- Exercise objective
Take every line from the data that has the word "frequencies" in it.

☆ ☆ ☆ ☆

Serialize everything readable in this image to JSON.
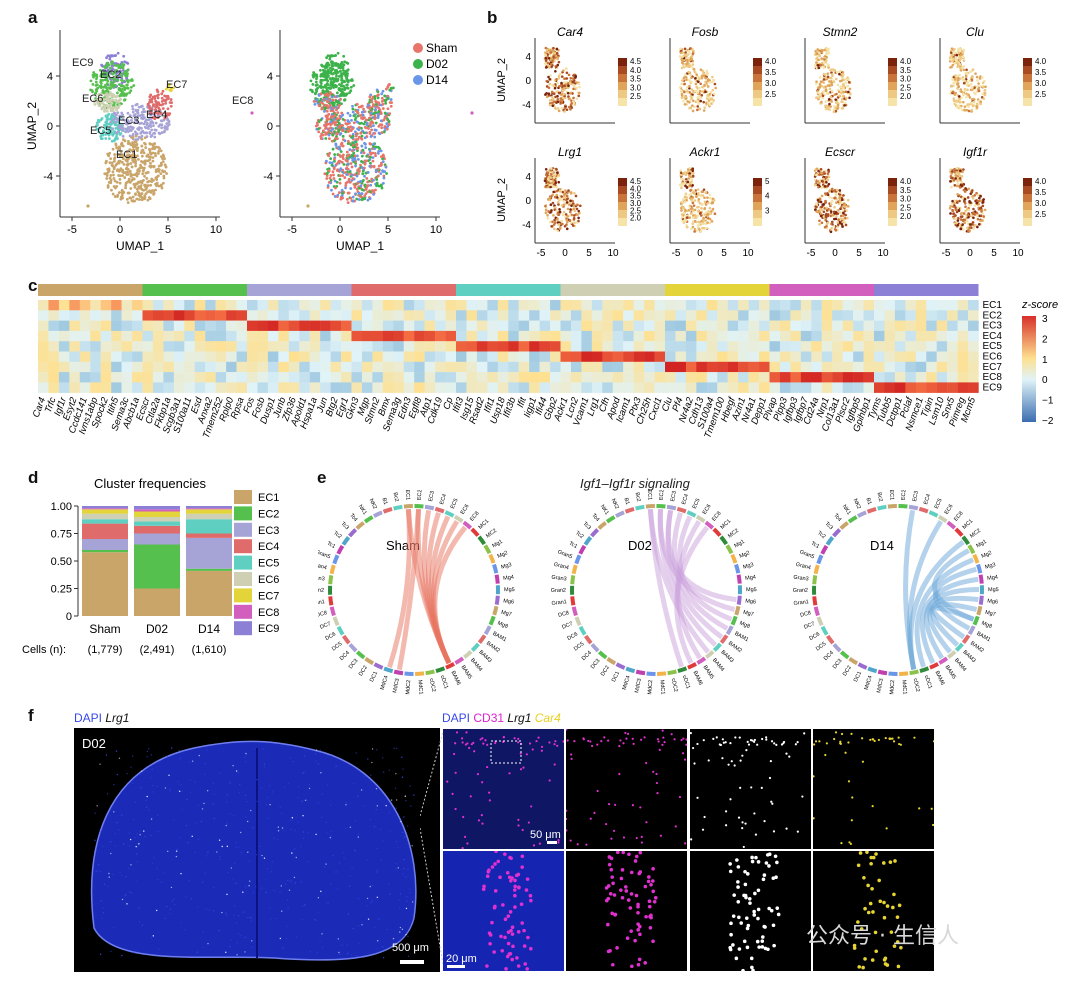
{
  "panels": {
    "a": "a",
    "b": "b",
    "c": "c",
    "d": "d",
    "e": "e",
    "f": "f"
  },
  "panel_a": {
    "xlabel": "UMAP_1",
    "ylabel": "UMAP_2",
    "xticks": [
      "-5",
      "0",
      "5",
      "10"
    ],
    "yticks": [
      "4",
      "0",
      "-4"
    ],
    "clusters": [
      "EC1",
      "EC2",
      "EC3",
      "EC4",
      "EC5",
      "EC6",
      "EC7",
      "EC8",
      "EC9"
    ],
    "legend": [
      "Sham",
      "D02",
      "D14"
    ],
    "colors": {
      "EC1": "#c9a56a",
      "EC2": "#55c04d",
      "EC3": "#a6a3d6",
      "EC4": "#e06b6b",
      "EC5": "#5fcfc2",
      "EC6": "#cfd0b3",
      "EC7": "#e3d43a",
      "EC8": "#d25fbe",
      "EC9": "#8b7fd6",
      "Sham": "#e8756a",
      "D02": "#3cb24a",
      "D14": "#6b95e8"
    }
  },
  "panel_b": {
    "xlabel": "UMAP_1",
    "ylabel": "UMAP_2",
    "xticks": [
      "-5",
      "0",
      "5",
      "10"
    ],
    "yticks": [
      "4",
      "0",
      "-4"
    ],
    "genes": [
      {
        "name": "Car4",
        "scale": [
          "4.5",
          "4.0",
          "3.5",
          "3.0",
          "2.5"
        ]
      },
      {
        "name": "Fosb",
        "scale": [
          "4.0",
          "3.5",
          "3.0",
          "2.5"
        ]
      },
      {
        "name": "Stmn2",
        "scale": [
          "4.0",
          "3.5",
          "3.0",
          "2.5",
          "2.0"
        ]
      },
      {
        "name": "Clu",
        "scale": [
          "4.0",
          "3.5",
          "3.0",
          "2.5"
        ]
      },
      {
        "name": "Lrg1",
        "scale": [
          "4.5",
          "4.0",
          "3.5",
          "3.0",
          "2.5",
          "2.0"
        ]
      },
      {
        "name": "Ackr1",
        "scale": [
          "5",
          "4",
          "3"
        ]
      },
      {
        "name": "Ecscr",
        "scale": [
          "4.0",
          "3.5",
          "3.0",
          "2.5",
          "2.0"
        ]
      },
      {
        "name": "Igf1r",
        "scale": [
          "4.0",
          "3.5",
          "3.0",
          "2.5"
        ]
      }
    ]
  },
  "panel_c": {
    "legend_title": "z-score",
    "legend_ticks": [
      "3",
      "2",
      "1",
      "0",
      "−1",
      "−2"
    ],
    "rows": [
      "EC1",
      "EC2",
      "EC3",
      "EC4",
      "EC5",
      "EC6",
      "EC7",
      "EC8",
      "EC9"
    ],
    "genes": [
      "Car4",
      "Trfc",
      "Igf1r",
      "Esyt2",
      "Ccdc141",
      "Ivns1abp",
      "Spock2",
      "Itih5",
      "Sema3c",
      "Abcb1a",
      "Ecscr",
      "Ctla2a",
      "Fkbp1a",
      "Scgb3a1",
      "S100a11",
      "Esd",
      "Anxa2",
      "Tmem252",
      "Rplp0",
      "Rpsa",
      "Fos",
      "Fosb",
      "Dusp1",
      "Junb",
      "Zfp36",
      "Apold1",
      "Hspa1a",
      "Jun",
      "Btg2",
      "Egr1",
      "Gkn3",
      "Mgp",
      "Stmn2",
      "Bmx",
      "Sema3g",
      "Edn3",
      "Egfl8",
      "Atp1",
      "Cdk19",
      "Cp",
      "Ifit3",
      "Isg15",
      "Rsad2",
      "Ifit1",
      "Usp18",
      "Ifit3b",
      "Ifit",
      "Iigp1",
      "Ifi44",
      "Gbp2",
      "Ackr1",
      "Lcn2",
      "Vcam1",
      "Lrg1",
      "Cfh",
      "Apod",
      "Icam1",
      "Ptx3",
      "Ch25h",
      "Cxcl1",
      "Clu",
      "Pf4",
      "Nr4a2",
      "Cdh13",
      "S100a4",
      "Tmem100",
      "Hbegf",
      "Azin1",
      "Nr4a1",
      "Depp1",
      "Plvap",
      "Plpp3",
      "Igfbp3",
      "Igfbp7",
      "Cd24a",
      "Nrp1",
      "Col13a1",
      "Plscr2",
      "Igfbp5",
      "Gpihbp1",
      "Tyms",
      "Tubb5",
      "Dctpp1",
      "Pclaf",
      "Nsmce1",
      "Tipin",
      "Lsm10",
      "Snx5",
      "Pimreg",
      "Mcm5"
    ]
  },
  "panel_d": {
    "title": "Cluster frequencies",
    "yticks": [
      "1.00",
      "0.75",
      "0.50",
      "0.25",
      "0"
    ],
    "cells_label": "Cells (n):",
    "chart_data": {
      "type": "bar",
      "stacked": true,
      "title": "Cluster frequencies",
      "categories": [
        "Sham",
        "D02",
        "D14"
      ],
      "cell_counts": [
        "(1,779)",
        "(2,491)",
        "(1,610)"
      ],
      "ylim": [
        0,
        1
      ],
      "series": [
        {
          "name": "EC1",
          "color": "#c9a56a",
          "values": [
            0.58,
            0.25,
            0.41
          ]
        },
        {
          "name": "EC2",
          "color": "#55c04d",
          "values": [
            0.02,
            0.4,
            0.02
          ]
        },
        {
          "name": "EC3",
          "color": "#a6a3d6",
          "values": [
            0.1,
            0.1,
            0.28
          ]
        },
        {
          "name": "EC4",
          "color": "#e06b6b",
          "values": [
            0.14,
            0.07,
            0.04
          ]
        },
        {
          "name": "EC5",
          "color": "#5fcfc2",
          "values": [
            0.04,
            0.04,
            0.13
          ]
        },
        {
          "name": "EC6",
          "color": "#cfd0b3",
          "values": [
            0.05,
            0.04,
            0.05
          ]
        },
        {
          "name": "EC7",
          "color": "#e3d43a",
          "values": [
            0.04,
            0.05,
            0.04
          ]
        },
        {
          "name": "EC8",
          "color": "#d25fbe",
          "values": [
            0.01,
            0.02,
            0.01
          ]
        },
        {
          "name": "EC9",
          "color": "#8b7fd6",
          "values": [
            0.02,
            0.03,
            0.02
          ]
        }
      ]
    }
  },
  "panel_e": {
    "title": "Igf1–Igf1r signaling",
    "chords": [
      {
        "name": "Sham",
        "link_color": "#e8735f"
      },
      {
        "name": "D02",
        "link_color": "#c9a0dc"
      },
      {
        "name": "D14",
        "link_color": "#6aa5d8"
      }
    ],
    "nodes": [
      "EC1",
      "EC2",
      "EC3",
      "EC4",
      "EC5",
      "EC6",
      "EC8",
      "MC1",
      "MC2",
      "Mg1",
      "Mg2",
      "Mg3",
      "Mg4",
      "Mg5",
      "Mg6",
      "Mg7",
      "Mg8",
      "BAM1",
      "BAM2",
      "BAM3",
      "BAM4",
      "BAM5",
      "BAM6",
      "cDC1",
      "cDC2",
      "MdC1",
      "MdC2",
      "MdC3",
      "MdC4",
      "DC1",
      "DC2",
      "DC3",
      "DC4",
      "DC5",
      "DC6",
      "DC7",
      "DC8",
      "Gran1",
      "Gran2",
      "Gran3",
      "Gran4",
      "Gran5",
      "Tc1",
      "Tc2",
      "Tc3",
      "Tc4",
      "NK1",
      "NK2",
      "B1",
      "Bc2"
    ]
  },
  "panel_f": {
    "left": {
      "dapi": "DAPI",
      "gene": "Lrg1",
      "condition": "D02",
      "scale": "500 μm"
    },
    "right": {
      "dapi": "DAPI",
      "cd31": "CD31",
      "gene": "Lrg1",
      "gene2": "Car4",
      "scale_top": "50 μm",
      "scale_bottom": "20 μm"
    },
    "watermark": "公众号 · 生信人"
  }
}
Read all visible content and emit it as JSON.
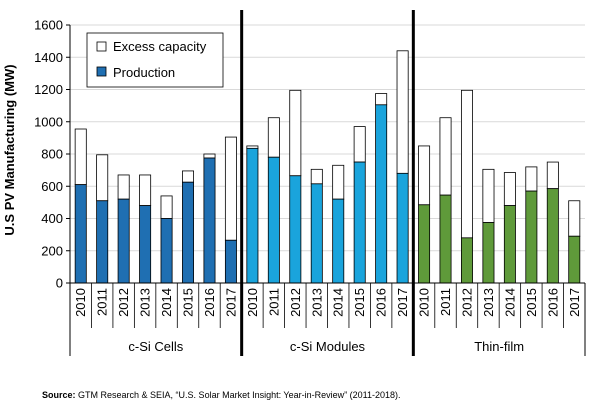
{
  "chart_data": {
    "type": "bar",
    "subtype": "stacked",
    "ylabel": "U.S PV Manufacturing (MW)",
    "ylim": [
      0,
      1600
    ],
    "yticks": [
      0,
      200,
      400,
      600,
      800,
      1000,
      1200,
      1400,
      1600
    ],
    "legend": {
      "placement": "top-left",
      "entries": [
        "Excess capacity",
        "Production"
      ]
    },
    "groups": [
      {
        "name": "c-Si Cells",
        "color": "#1f6fb2",
        "categories": [
          "2010",
          "2011",
          "2012",
          "2013",
          "2014",
          "2015",
          "2016",
          "2017"
        ],
        "production": [
          610,
          510,
          520,
          480,
          400,
          625,
          775,
          265
        ],
        "capacity": [
          955,
          795,
          670,
          670,
          540,
          695,
          800,
          905
        ]
      },
      {
        "name": "c-Si Modules",
        "color": "#1aa4dc",
        "categories": [
          "2010",
          "2011",
          "2012",
          "2013",
          "2014",
          "2015",
          "2016",
          "2017"
        ],
        "production": [
          835,
          780,
          665,
          615,
          520,
          750,
          1105,
          680
        ],
        "capacity": [
          850,
          1025,
          1195,
          705,
          730,
          970,
          1175,
          1440
        ]
      },
      {
        "name": "Thin-film",
        "color": "#5f9a3a",
        "categories": [
          "2010",
          "2011",
          "2012",
          "2013",
          "2014",
          "2015",
          "2016",
          "2017"
        ],
        "production": [
          485,
          545,
          280,
          375,
          480,
          570,
          585,
          290
        ],
        "capacity": [
          850,
          1025,
          1195,
          705,
          685,
          720,
          750,
          510
        ]
      }
    ]
  },
  "source": {
    "label": "Source:",
    "text": "GTM Research & SEIA, “U.S. Solar Market Insight: Year-in-Review” (2011-2018)."
  }
}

☆ ☆ ☆ ☆

- Answer area
    "title": "Cluster frequencies",
      "title": "Cluster frequencies",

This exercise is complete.